+++ Data for this exercise +++
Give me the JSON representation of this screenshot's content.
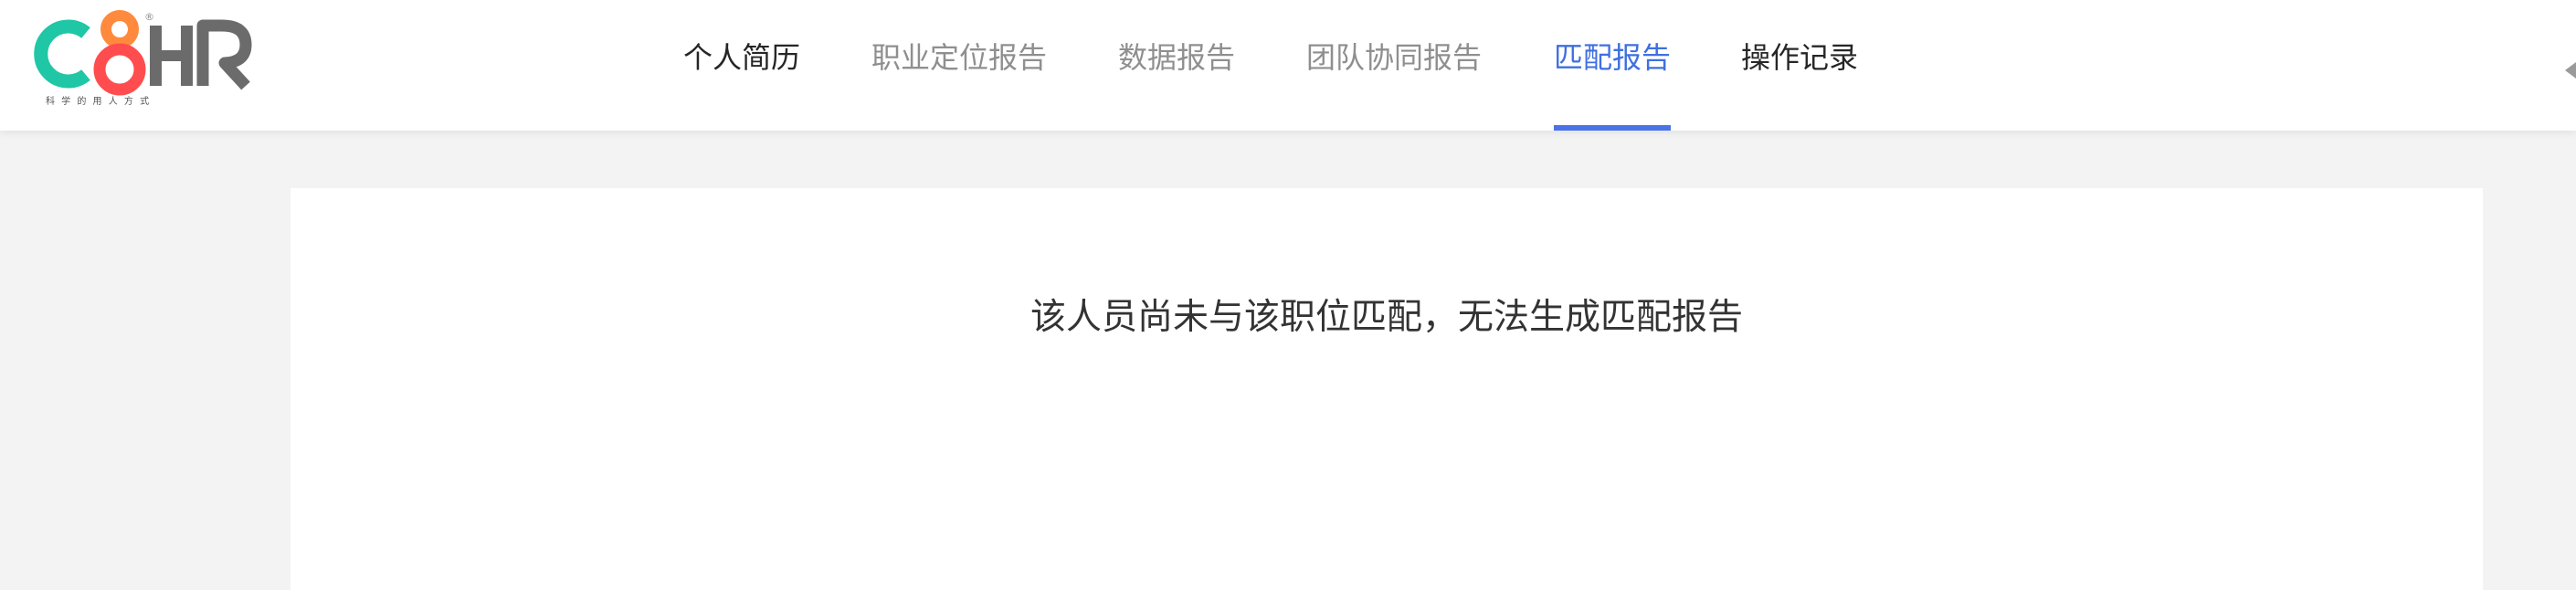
{
  "brand": {
    "logo_text": "C8HR",
    "logo_tagline": "科 学 的 用 人 方 式",
    "registered_mark": "®",
    "colors": {
      "teal": "#1fc7a6",
      "orange": "#ff8a3d",
      "red": "#ff4d4f",
      "gray": "#6b6b6b"
    }
  },
  "nav": {
    "tabs": [
      {
        "label": "个人简历",
        "state": "default-dark"
      },
      {
        "label": "职业定位报告",
        "state": "default"
      },
      {
        "label": "数据报告",
        "state": "default"
      },
      {
        "label": "团队协同报告",
        "state": "default"
      },
      {
        "label": "匹配报告",
        "state": "active"
      },
      {
        "label": "操作记录",
        "state": "default-dark"
      }
    ],
    "active_color": "#3f6fe0"
  },
  "main": {
    "message": "该人员尚未与该职位匹配，无法生成匹配报告"
  },
  "icons": {
    "collapse": "collapse-arrow-icon"
  }
}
+++
• Directions for this task
Extract all lines of the records above that include "label".

• Expected answer
        "label": "个人简历",
        "label": "职业定位报告",
        "label": "数据报告",
        "label": "团队协同报告",
        "label": "匹配报告",
        "label": "操作记录",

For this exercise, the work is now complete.